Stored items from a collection
▬▬▬▬▬▬

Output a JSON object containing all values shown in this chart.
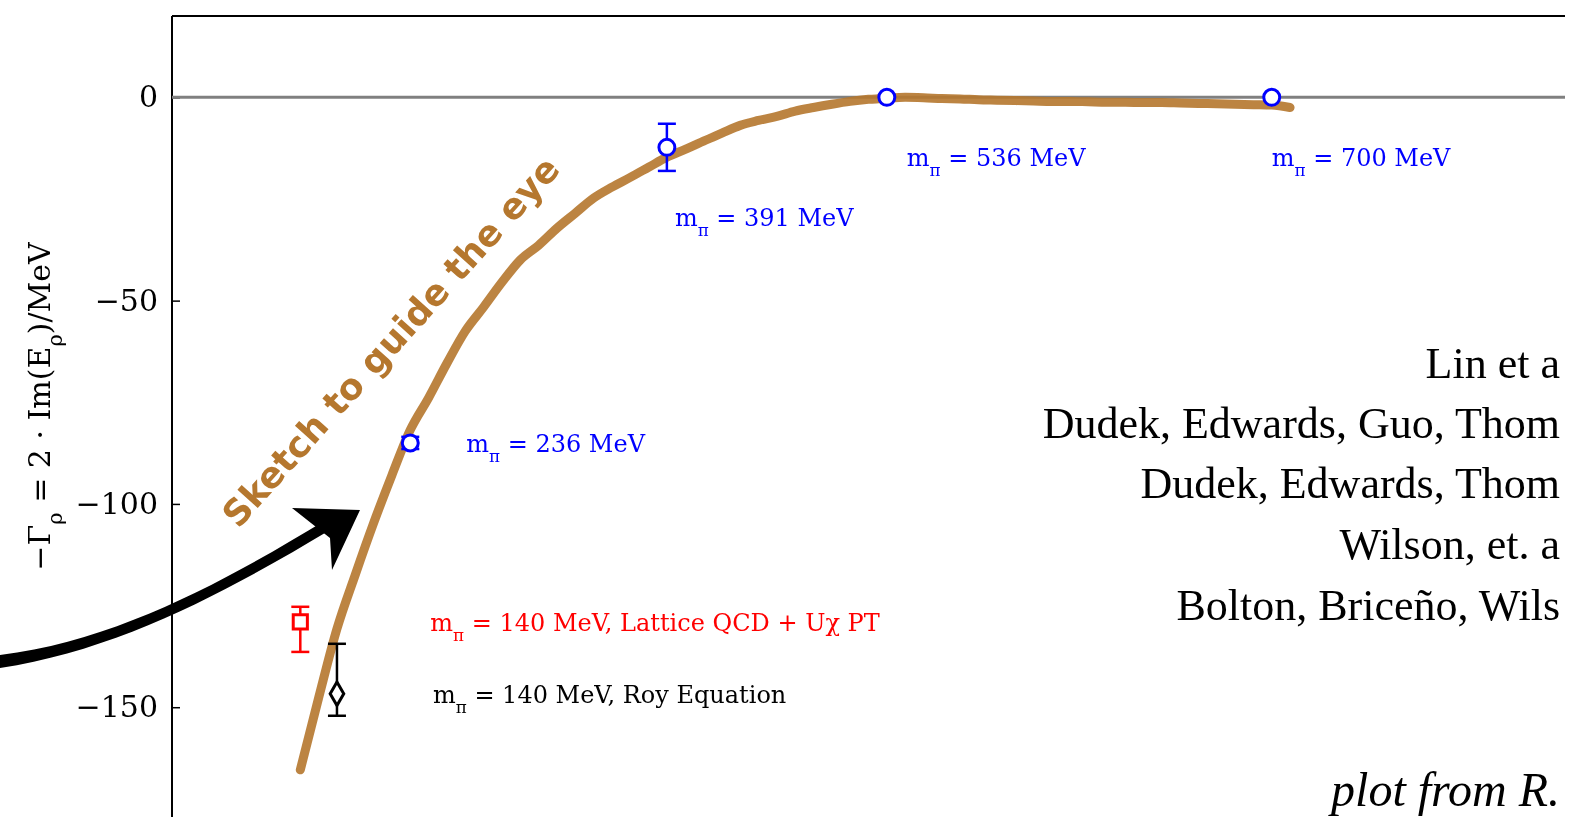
{
  "chart_data": {
    "type": "scatter",
    "ylabel": "−Γ$_{ρ}$ = 2 · Im(E$_{ρ}$)/MeV",
    "categories": [
      null,
      null,
      null,
      null,
      null,
      null,
      null,
      null,
      null,
      null,
      null,
      null,
      null,
      null,
      null,
      null,
      null,
      null,
      null,
      null,
      null,
      null,
      null,
      null,
      null,
      null,
      null,
      null,
      null,
      null,
      null,
      null,
      null,
      null,
      null,
      null,
      null,
      null,
      null,
      null,
      null,
      null,
      null,
      null,
      null,
      null,
      null,
      null,
      null,
      null,
      null,
      null,
      null,
      null,
      null,
      null,
      null,
      null,
      null,
      null,
      null,
      null,
      null,
      null,
      null,
      null,
      null,
      null,
      null,
      null,
      null,
      null,
      null,
      null,
      null,
      null,
      null
    ],
    "ylim": [
      -177,
      20
    ],
    "yticks": [
      {
        "value": 0,
        "label": "0"
      },
      {
        "value": -50,
        "label": "−50"
      },
      {
        "value": -100,
        "label": "−100"
      },
      {
        "value": -150,
        "label": "−150"
      }
    ],
    "tick_labels": "y",
    "ref_lines": [
      {
        "axis": "y",
        "value": 0,
        "color": "#808080"
      }
    ],
    "series": [
      {
        "type": "line",
        "color": "#b5772e",
        "values": [
          null,
          null,
          null,
          null,
          null,
          null,
          null,
          -165.4,
          -147.7,
          -130.7,
          -117.4,
          -104.7,
          -92.9,
          -81.8,
          -73.9,
          -65.4,
          -57.5,
          -51.6,
          -45.5,
          -40.0,
          -36.4,
          -32.2,
          -28.5,
          -24.8,
          -22.1,
          -19.7,
          -17.2,
          -14.7,
          -12.8,
          -10.8,
          -8.8,
          -6.9,
          -5.7,
          -4.7,
          -3.4,
          -2.5,
          -1.7,
          -1.0,
          -0.5,
          -0.2,
          0,
          -0.1,
          -0.3,
          -0.4,
          -0.6,
          -0.7,
          -0.8,
          -0.9,
          -1.0,
          -1.0,
          -1.1,
          -1.2,
          -1.2,
          -1.3,
          -1.3,
          -1.4,
          -1.5,
          -1.6,
          -1.7,
          -1.8,
          -1.9,
          -2.5,
          null,
          null,
          null,
          null,
          null,
          null,
          null,
          null,
          null,
          null,
          null,
          null,
          null,
          null,
          null
        ]
      },
      {
        "name": "m$_{π}$ = 236 MeV",
        "color": "#0000ff",
        "marker": "circle",
        "values": [
          null,
          null,
          null,
          null,
          null,
          null,
          null,
          null,
          null,
          null,
          null,
          null,
          null,
          -85,
          null,
          null,
          null,
          null,
          null,
          null,
          null,
          null,
          null,
          null,
          null,
          null,
          null,
          null,
          null,
          null,
          null,
          null,
          null,
          null,
          null,
          null,
          null,
          null,
          null,
          null,
          null,
          null,
          null,
          null,
          null,
          null,
          null,
          null,
          null,
          null,
          null,
          null,
          null,
          null,
          null,
          null,
          null,
          null,
          null,
          null,
          null,
          null,
          null,
          null,
          null,
          null,
          null,
          null,
          null,
          null,
          null,
          null,
          null,
          null,
          null,
          null,
          null
        ],
        "errors": [
          null,
          null,
          null,
          null,
          null,
          null,
          null,
          null,
          null,
          null,
          null,
          null,
          null,
          1.5,
          null,
          null,
          null,
          null,
          null,
          null,
          null,
          null,
          null,
          null,
          null,
          null,
          null,
          null,
          null,
          null,
          null,
          null,
          null,
          null,
          null,
          null,
          null,
          null,
          null,
          null,
          null,
          null,
          null,
          null,
          null,
          null,
          null,
          null,
          null,
          null,
          null,
          null,
          null,
          null,
          null,
          null,
          null,
          null,
          null,
          null,
          null,
          null,
          null,
          null,
          null,
          null,
          null,
          null,
          null,
          null,
          null,
          null,
          null,
          null,
          null,
          null,
          null
        ]
      },
      {
        "name": "m$_{π}$ = 391 MeV",
        "color": "#0000ff",
        "marker": "circle",
        "values": [
          null,
          null,
          null,
          null,
          null,
          null,
          null,
          null,
          null,
          null,
          null,
          null,
          null,
          null,
          null,
          null,
          null,
          null,
          null,
          null,
          null,
          null,
          null,
          null,
          null,
          null,
          null,
          -12.3,
          null,
          null,
          null,
          null,
          null,
          null,
          null,
          null,
          null,
          null,
          null,
          null,
          null,
          null,
          null,
          null,
          null,
          null,
          null,
          null,
          null,
          null,
          null,
          null,
          null,
          null,
          null,
          null,
          null,
          null,
          null,
          null,
          null,
          null,
          null,
          null,
          null,
          null,
          null,
          null,
          null,
          null,
          null,
          null,
          null,
          null,
          null,
          null,
          null
        ],
        "errors": [
          null,
          null,
          null,
          null,
          null,
          null,
          null,
          null,
          null,
          null,
          null,
          null,
          null,
          null,
          null,
          null,
          null,
          null,
          null,
          null,
          null,
          null,
          null,
          null,
          null,
          null,
          null,
          5.8,
          null,
          null,
          null,
          null,
          null,
          null,
          null,
          null,
          null,
          null,
          null,
          null,
          null,
          null,
          null,
          null,
          null,
          null,
          null,
          null,
          null,
          null,
          null,
          null,
          null,
          null,
          null,
          null,
          null,
          null,
          null,
          null,
          null,
          null,
          null,
          null,
          null,
          null,
          null,
          null,
          null,
          null,
          null,
          null,
          null,
          null,
          null,
          null,
          null
        ]
      },
      {
        "name": "m$_{π}$ = 536 MeV",
        "color": "#0000ff",
        "marker": "circle",
        "values": [
          null,
          null,
          null,
          null,
          null,
          null,
          null,
          null,
          null,
          null,
          null,
          null,
          null,
          null,
          null,
          null,
          null,
          null,
          null,
          null,
          null,
          null,
          null,
          null,
          null,
          null,
          null,
          null,
          null,
          null,
          null,
          null,
          null,
          null,
          null,
          null,
          null,
          null,
          null,
          0,
          null,
          null,
          null,
          null,
          null,
          null,
          null,
          null,
          null,
          null,
          null,
          null,
          null,
          null,
          null,
          null,
          null,
          null,
          null,
          null,
          null,
          null,
          null,
          null,
          null,
          null,
          null,
          null,
          null,
          null,
          null,
          null,
          null,
          null,
          null,
          null,
          null
        ]
      },
      {
        "name": "m$_{π}$ = 700 MeV",
        "color": "#0000ff",
        "marker": "circle",
        "values": [
          null,
          null,
          null,
          null,
          null,
          null,
          null,
          null,
          null,
          null,
          null,
          null,
          null,
          null,
          null,
          null,
          null,
          null,
          null,
          null,
          null,
          null,
          null,
          null,
          null,
          null,
          null,
          null,
          null,
          null,
          null,
          null,
          null,
          null,
          null,
          null,
          null,
          null,
          null,
          null,
          null,
          null,
          null,
          null,
          null,
          null,
          null,
          null,
          null,
          null,
          null,
          null,
          null,
          null,
          null,
          null,
          null,
          null,
          null,
          null,
          0,
          null,
          null,
          null,
          null,
          null,
          null,
          null,
          null,
          null,
          null,
          null,
          null,
          null,
          null,
          null,
          null
        ]
      },
      {
        "name": "m$_{π}$ = 140 MeV,  Lattice QCD + Uχ PT",
        "color": "#ff0000",
        "marker": "square",
        "values": [
          null,
          null,
          null,
          null,
          null,
          null,
          null,
          -129,
          null,
          null,
          null,
          null,
          null,
          null,
          null,
          null,
          null,
          null,
          null,
          null,
          null,
          null,
          null,
          null,
          null,
          null,
          null,
          null,
          null,
          null,
          null,
          null,
          null,
          null,
          null,
          null,
          null,
          null,
          null,
          null,
          null,
          null,
          null,
          null,
          null,
          null,
          null,
          null,
          null,
          null,
          null,
          null,
          null,
          null,
          null,
          null,
          null,
          null,
          null,
          null,
          null,
          null,
          null,
          null,
          null,
          null,
          null,
          null,
          null,
          null,
          null,
          null,
          null,
          null,
          null,
          null,
          null
        ],
        "errors": [
          null,
          null,
          null,
          null,
          null,
          null,
          null,
          [
            -136.4,
            -125.3
          ],
          null,
          null,
          null,
          null,
          null,
          null,
          null,
          null,
          null,
          null,
          null,
          null,
          null,
          null,
          null,
          null,
          null,
          null,
          null,
          null,
          null,
          null,
          null,
          null,
          null,
          null,
          null,
          null,
          null,
          null,
          null,
          null,
          null,
          null,
          null,
          null,
          null,
          null,
          null,
          null,
          null,
          null,
          null,
          null,
          null,
          null,
          null,
          null,
          null,
          null,
          null,
          null,
          null,
          null,
          null,
          null,
          null,
          null,
          null,
          null,
          null,
          null,
          null,
          null,
          null,
          null,
          null,
          null,
          null
        ]
      },
      {
        "name": "m$_{π}$ = 140 MeV,  Roy Equation",
        "color": "#000000",
        "marker": "diamond",
        "values": [
          null,
          null,
          null,
          null,
          null,
          null,
          null,
          null,
          null,
          -146.7,
          null,
          null,
          null,
          null,
          null,
          null,
          null,
          null,
          null,
          null,
          null,
          null,
          null,
          null,
          null,
          null,
          null,
          null,
          null,
          null,
          null,
          null,
          null,
          null,
          null,
          null,
          null,
          null,
          null,
          null,
          null,
          null,
          null,
          null,
          null,
          null,
          null,
          null,
          null,
          null,
          null,
          null,
          null,
          null,
          null,
          null,
          null,
          null,
          null,
          null,
          null,
          null,
          null,
          null,
          null,
          null,
          null,
          null,
          null,
          null,
          null,
          null,
          null,
          null,
          null,
          null,
          null
        ],
        "errors": [
          null,
          null,
          null,
          null,
          null,
          null,
          null,
          null,
          null,
          [
            -152.1,
            -134.4
          ],
          null,
          null,
          null,
          null,
          null,
          null,
          null,
          null,
          null,
          null,
          null,
          null,
          null,
          null,
          null,
          null,
          null,
          null,
          null,
          null,
          null,
          null,
          null,
          null,
          null,
          null,
          null,
          null,
          null,
          null,
          null,
          null,
          null,
          null,
          null,
          null,
          null,
          null,
          null,
          null,
          null,
          null,
          null,
          null,
          null,
          null,
          null,
          null,
          null,
          null,
          null,
          null,
          null,
          null,
          null,
          null,
          null,
          null,
          null,
          null,
          null,
          null,
          null,
          null,
          null,
          null,
          null
        ]
      }
    ],
    "annotations": [
      "Sketch to guide the eye",
      "Lin et a",
      "Dudek, Edwards, Guo, Thom",
      "Dudek, Edwards, Thom",
      "Wilson, et. a",
      "Bolton, Briceño, Wils",
      "plot from R."
    ]
  }
}
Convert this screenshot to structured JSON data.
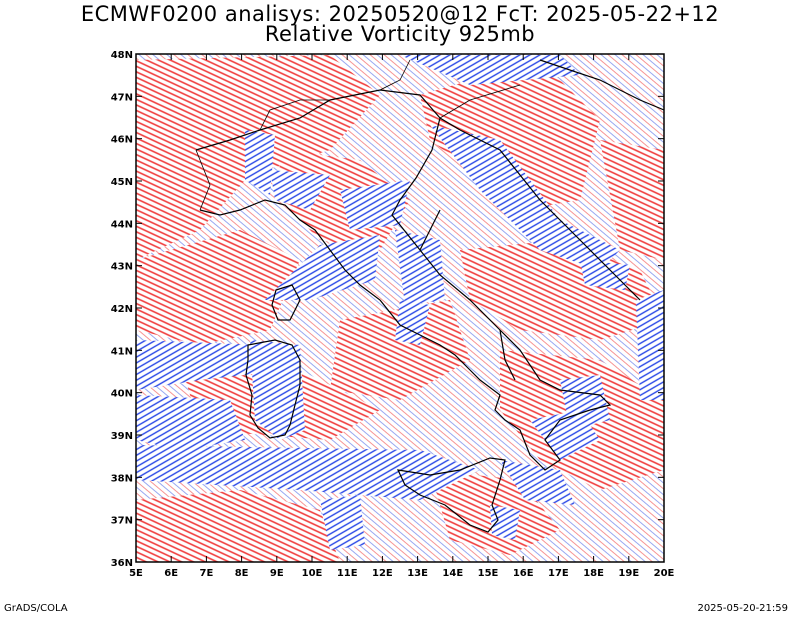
{
  "title_line1": "ECMWF0200 analisys: 20250520@12 FcT: 2025-05-22+12",
  "title_line2": "Relative Vorticity 925mb",
  "footer_left": "GrADS/COLA",
  "footer_right": "2025-05-20-21:59",
  "map": {
    "lon_range": [
      5,
      20
    ],
    "lat_range": [
      36,
      48
    ],
    "lon_ticks": [
      "5E",
      "6E",
      "7E",
      "8E",
      "9E",
      "10E",
      "11E",
      "12E",
      "13E",
      "14E",
      "15E",
      "16E",
      "17E",
      "18E",
      "19E",
      "20E"
    ],
    "lat_ticks": [
      "36N",
      "37N",
      "38N",
      "39N",
      "40N",
      "41N",
      "42N",
      "43N",
      "44N",
      "45N",
      "46N",
      "47N",
      "48N"
    ],
    "colors": {
      "positive": "#f03c3c",
      "negative": "#2846e6",
      "coastline": "#000000"
    }
  }
}
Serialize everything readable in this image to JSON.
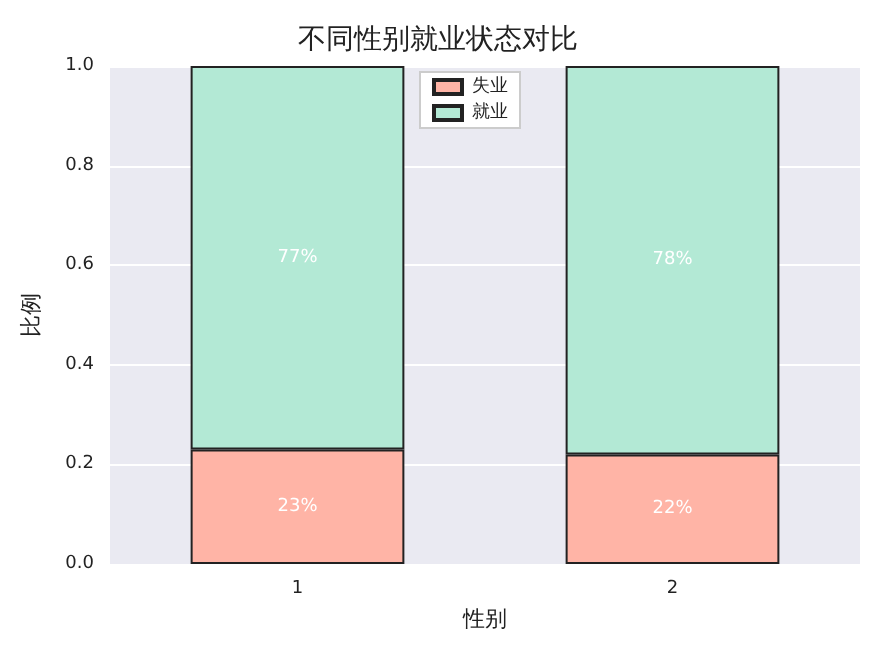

▬▬▬▬▬▬

#### [The problem]
Show each line holding the word "Edwards".

#### [Solution]
      "Dudek, Edwards, Guo, Thom",
      "Dudek, Edwards, Thom",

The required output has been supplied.